Comb the records below for the string "JSON" and copy each line where it turns up.

Begin Materials provided

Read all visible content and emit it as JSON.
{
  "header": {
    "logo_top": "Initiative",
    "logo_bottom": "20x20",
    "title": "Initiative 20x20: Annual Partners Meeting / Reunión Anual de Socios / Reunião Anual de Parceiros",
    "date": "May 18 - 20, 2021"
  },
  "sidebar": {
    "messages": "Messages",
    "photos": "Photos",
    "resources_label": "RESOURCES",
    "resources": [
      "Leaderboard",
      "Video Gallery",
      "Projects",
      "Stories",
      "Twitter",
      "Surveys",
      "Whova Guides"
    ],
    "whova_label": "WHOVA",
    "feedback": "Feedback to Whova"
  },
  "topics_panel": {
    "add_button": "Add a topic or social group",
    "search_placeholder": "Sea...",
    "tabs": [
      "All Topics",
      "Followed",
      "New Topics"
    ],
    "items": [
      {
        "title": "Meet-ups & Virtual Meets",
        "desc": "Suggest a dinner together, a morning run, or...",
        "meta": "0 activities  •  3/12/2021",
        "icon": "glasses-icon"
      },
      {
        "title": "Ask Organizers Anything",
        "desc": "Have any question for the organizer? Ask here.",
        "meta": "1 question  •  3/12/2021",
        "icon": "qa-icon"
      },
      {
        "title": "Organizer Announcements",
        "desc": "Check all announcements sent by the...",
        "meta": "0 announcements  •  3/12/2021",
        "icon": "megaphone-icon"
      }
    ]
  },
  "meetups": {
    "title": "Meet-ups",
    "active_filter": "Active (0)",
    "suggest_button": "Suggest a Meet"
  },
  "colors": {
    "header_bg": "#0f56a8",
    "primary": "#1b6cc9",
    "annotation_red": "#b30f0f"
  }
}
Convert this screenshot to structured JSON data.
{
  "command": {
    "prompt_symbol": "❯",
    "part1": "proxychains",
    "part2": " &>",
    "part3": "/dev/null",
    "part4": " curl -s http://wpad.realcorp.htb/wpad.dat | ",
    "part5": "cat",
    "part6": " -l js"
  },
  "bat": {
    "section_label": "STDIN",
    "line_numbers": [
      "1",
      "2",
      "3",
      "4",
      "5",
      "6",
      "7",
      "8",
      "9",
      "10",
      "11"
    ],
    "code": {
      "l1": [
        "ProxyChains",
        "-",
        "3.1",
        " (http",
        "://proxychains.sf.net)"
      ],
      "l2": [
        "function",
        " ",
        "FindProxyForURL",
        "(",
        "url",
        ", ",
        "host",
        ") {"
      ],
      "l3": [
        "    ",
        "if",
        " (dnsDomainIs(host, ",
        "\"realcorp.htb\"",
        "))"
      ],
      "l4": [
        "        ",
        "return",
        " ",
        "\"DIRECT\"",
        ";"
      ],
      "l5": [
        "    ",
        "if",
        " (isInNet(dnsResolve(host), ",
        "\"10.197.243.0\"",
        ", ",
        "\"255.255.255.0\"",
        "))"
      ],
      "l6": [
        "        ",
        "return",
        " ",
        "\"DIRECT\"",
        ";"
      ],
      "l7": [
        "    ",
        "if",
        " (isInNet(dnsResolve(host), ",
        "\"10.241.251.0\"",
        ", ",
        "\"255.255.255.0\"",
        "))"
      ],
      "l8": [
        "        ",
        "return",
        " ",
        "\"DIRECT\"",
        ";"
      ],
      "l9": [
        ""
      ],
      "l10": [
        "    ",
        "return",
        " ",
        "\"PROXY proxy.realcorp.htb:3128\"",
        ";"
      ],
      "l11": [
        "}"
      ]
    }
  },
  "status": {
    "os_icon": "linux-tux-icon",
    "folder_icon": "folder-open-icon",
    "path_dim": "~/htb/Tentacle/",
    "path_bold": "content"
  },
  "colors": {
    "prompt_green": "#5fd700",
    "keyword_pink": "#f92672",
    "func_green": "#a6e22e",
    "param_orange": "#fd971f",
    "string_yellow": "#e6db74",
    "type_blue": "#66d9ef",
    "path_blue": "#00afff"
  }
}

End Materials provided

• **Written solution**:
Read all visible content and emit it as JSON.
Convert this screenshot to structured JSON data.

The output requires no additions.